M5S, la politica virtuale di Casaleggio


  • Ermes Antonucci

Le ragioni che hanno spinto il guru del M5S Gianroberto Casaleggio ad attaccare nuovamente, in piena campagna elettorale, il sindaco grillino di Parma Federico Pizzarotti, sembrano andare al di là del singolo caso specifico ed essere legate più ad un’insofferenza di fondo, ben radicata nella dirigenza pentastellata, verso ogni forma di presa di coscienza della differenza tra la costante propaganda populista fatta propria dal movimento e la concreta attività politica che i suoi eletti, soprattutto a livello locale, sono chiamati a svolgere nella realtà di tutti i giorni.

* _Estratti delle voci_:
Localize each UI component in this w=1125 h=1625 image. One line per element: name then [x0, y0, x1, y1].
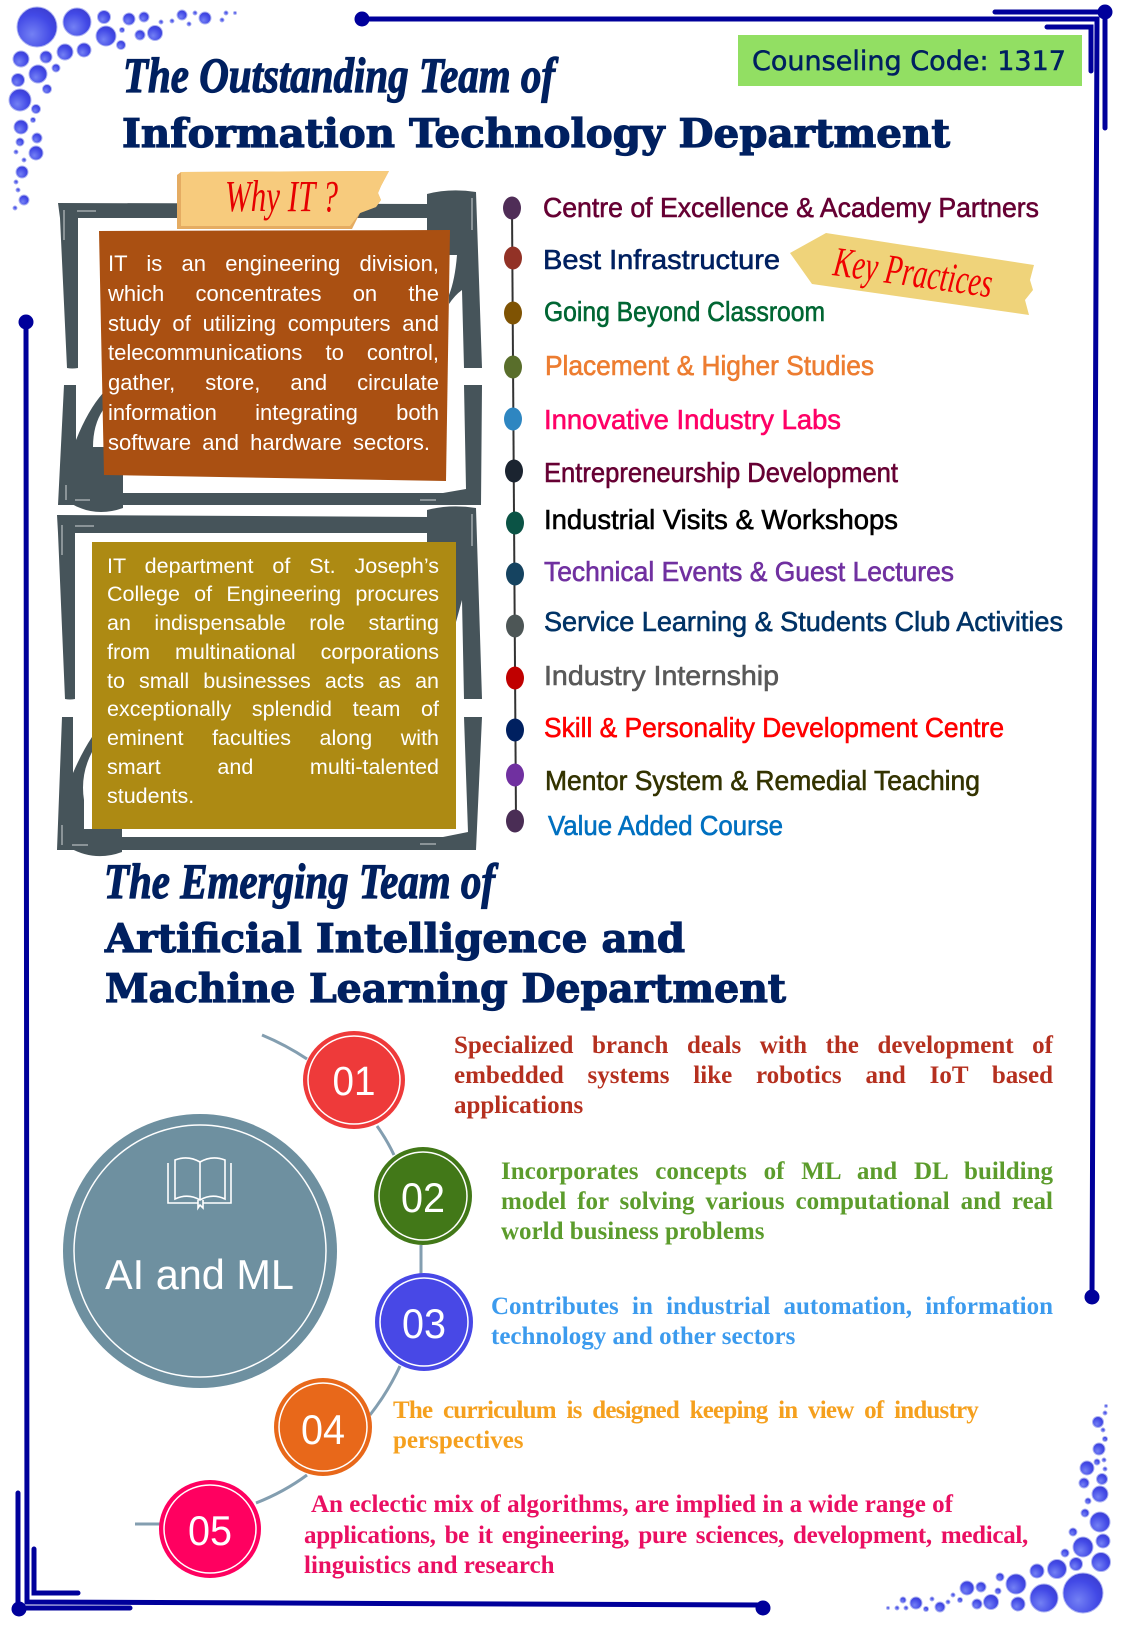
- text block: IT department: eminent faculties along with: [107, 726, 439, 750]
- text: step 05 description: applications, be it engineering, pure sciences, development, medical,: [304, 1522, 1028, 1549]
- list: key practices: Going Beyond Classroom: [544, 296, 825, 327]
- text: step 03 description: technology and other sectors: [491, 1323, 795, 1350]
- text: step 02 description: Incorporates concepts of ML and DL building: [501, 1158, 1053, 1184]
- text block: IT department: to small businesses acts as an: [107, 668, 439, 692]
- text: step 01 description: applications: [454, 1092, 583, 1118]
- text: step 03 description: [491, 1292, 1053, 1350]
- page border: top right corner lines: [354, 4, 1112, 1304]
- text: step 02 description: model for solving various computational and real: [501, 1188, 1053, 1214]
- counseling code badge: Counseling Code: 1317: [752, 46, 1066, 77]
- list: key practices: Best Infrastructure: [543, 244, 780, 275]
- list: key practices: Value Added Course: [548, 810, 783, 841]
- panel background: why IT: [99, 230, 450, 481]
- ribbon: Why IT: Why IT ?: [225, 172, 338, 221]
- heading: Machine Learning Department: Machine Learning Department: [105, 966, 786, 1012]
- step 05: [159, 1480, 261, 1578]
- text block: IT department: students.: [107, 784, 194, 808]
- counseling code badge: [738, 35, 1082, 86]
- main circle: AI and ML: [63, 1114, 337, 1388]
- text: step 01 description: [454, 1032, 1054, 1118]
- main circle: AI and ML: AI and ML: [105, 1251, 294, 1298]
- corner bubbles: top left: [9, 7, 236, 210]
- list: key practices: Innovative Industry Labs: [544, 404, 841, 435]
- step 05: 05: [188, 1507, 232, 1554]
- text: step 04 description: [393, 1396, 978, 1454]
- text block: IT department: [107, 554, 439, 808]
- step 01: [303, 1031, 405, 1129]
- ribbon: Key Practices: Key Practices: [830, 239, 995, 307]
- list: key practices: Technical Events & Guest Lectures: [544, 556, 954, 587]
- text block: IT department: an indispensable role starting: [107, 611, 439, 635]
- step 04: 04: [301, 1406, 345, 1453]
- text block: what IT is: study of utilizing computers and: [108, 311, 439, 336]
- sketch frame: lower: [57, 506, 482, 856]
- text block: what IT is: IT is an engineering division,: [108, 251, 439, 276]
- step 02: [374, 1147, 472, 1245]
- title: The Outstanding Team of: The Outstanding Team of: [123, 47, 559, 103]
- text block: IT department: from multinational corporations: [107, 640, 439, 664]
- text block: what IT is: information integrating both: [108, 400, 439, 425]
- step 03: 03: [402, 1300, 446, 1347]
- list: key practices: Placement & Higher Studies: [545, 350, 874, 381]
- text block: what IT is: which concentrates on the: [108, 281, 439, 306]
- step 01: 01: [332, 1058, 376, 1104]
- list: key practices: [543, 192, 1063, 841]
- sketch frame: upper: [58, 190, 482, 512]
- list: key practices: Entrepreneurship Development: [544, 457, 898, 488]
- text: step 05 description: [304, 1491, 1028, 1579]
- text: step 03 description: Contributes in industrial automation, information: [491, 1292, 1053, 1320]
- connecting arc: [135, 1035, 421, 1524]
- text block: IT department: exceptionally splendid team of: [107, 697, 439, 721]
- text block: IT department: smart and multi-talented: [107, 755, 439, 779]
- heading: Information Technology Department: Information Technology Department: [122, 111, 950, 157]
- step 02: 02: [401, 1174, 445, 1221]
- list: key practices: Service Learning & Students Club Activities: [544, 606, 1063, 637]
- text: step 05 description: linguistics and research: [304, 1552, 554, 1579]
- text: step 01 description: embedded systems like robotics and IoT based: [454, 1062, 1053, 1088]
- list: key practices: Industrial Visits & Workshops: [544, 504, 898, 535]
- text block: IT department: IT department of St. Joseph’s: [107, 554, 439, 578]
- ribbon: Key Practices: [790, 233, 1034, 315]
- text: step 04 description: The curriculum is designed keeping in view of industry: [393, 1396, 978, 1424]
- timeline: key practices dots: [503, 196, 524, 832]
- page border: bottom left corner lines: [12, 314, 770, 1616]
- text: step 02 description: world business problems: [501, 1218, 764, 1244]
- list: key practices: Skill & Personality Development Centre: [544, 712, 1004, 743]
- list: key practices: Mentor System & Remedial Teaching: [545, 765, 980, 796]
- step 03: [375, 1273, 473, 1371]
- text: step 05 description: An eclectic mix of algorithms, are implied in a wide range of: [311, 1491, 953, 1518]
- heading: Artificial Intelligence and: Artificial Intelligence and: [104, 916, 685, 962]
- text block: what IT is: gather, store, and circulate: [108, 370, 439, 395]
- text: step 01 description: Specialized branch deals with the development of: [454, 1032, 1053, 1058]
- text block: what IT is: telecommunications to control,: [108, 340, 439, 365]
- list: key practices: Industry Internship: [544, 660, 779, 691]
- ribbon: Why IT: [177, 171, 389, 229]
- text: step 02 description: [501, 1158, 1053, 1244]
- text: step 04 description: perspectives: [393, 1426, 524, 1454]
- text block: what IT is: [108, 251, 439, 455]
- icon: open book: [168, 1158, 231, 1208]
- title: The Emerging Team of: The Emerging Team of: [104, 853, 499, 909]
- list: key practices: Centre of Excellence & Academy Partners: [543, 192, 1039, 223]
- text block: what IT is: software and hardware sectors.: [108, 430, 430, 455]
- step 04: [274, 1378, 372, 1476]
- text block: IT department: College of Engineering procures: [107, 582, 439, 606]
- panel background: IT department: [92, 542, 456, 829]
- corner bubbles: bottom right: [886, 1404, 1110, 1613]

* _Elenco dei compiti_:
[A] Stampa testualmente il passo dell'articolo su Casaleggio che inizia con le parole "M5S, la politica" e termina con "tutti i giorni.".
[B] Trasforma in un elenco JSON di stringhe, una per riga e tralasciando le righe vuote, soltanto le righe delle voci che vanno da quella contenente "- text block: IT department: eminent" a quella contenente "- list: key practices: Value", entrambe incluse.
L'articolo e le voci provengono da fonti diverse.

* _Risposte ai compiti_:
[A]
M5S, la politica virtuale di Casaleggio


  • Ermes Antonucci

Le ragioni che hanno spinto il guru del M5S Gianroberto Casaleggio ad attaccare nuovamente, in piena campagna elettorale, il sindaco grillino di Parma Federico Pizzarotti, sembrano andare al di là del singolo caso specifico ed essere legate più ad un’insofferenza di fondo, ben radicata nella dirigenza pentastellata, verso ogni forma di presa di coscienza della differenza tra la costante propaganda populista fatta propria dal movimento e la concreta attività politica che i suoi eletti, soprattutto a livello locale, sono chiamati a svolgere nella realtà di tutti i giorni.

[B]
[
  "- text block: IT department: eminent faculties along with: [107, 726, 439, 750]",
  "- text: step 05 description: applications, be it engineering, pure sciences, development, medical,: [304, 1522, 1028, 1549]",
  "- list: key practices: Going Beyond Classroom: [544, 296, 825, 327]",
  "- text: step 03 description: technology and other sectors: [491, 1323, 795, 1350]",
  "- text: step 02 description: Incorporates concepts of ML and DL building: [501, 1158, 1053, 1184]",
  "- text block: IT department: to small businesses acts as an: [107, 668, 439, 692]",
  "- text: step 01 description: applications: [454, 1092, 583, 1118]",
  "- text: step 03 description: [491, 1292, 1053, 1350]",
  "- page border: top right corner lines: [354, 4, 1112, 1304]",
  "- text: step 02 description: model for solving various computational and real: [501, 1188, 1053, 1214]",
  "- counseling code badge: Counseling Code: 1317: [752, 46, 1066, 77]",
  "- list: key practices: Best Infrastructure: [543, 244, 780, 275]",
  "- list: key practices: Value Added Course: [548, 810, 783, 841]"
]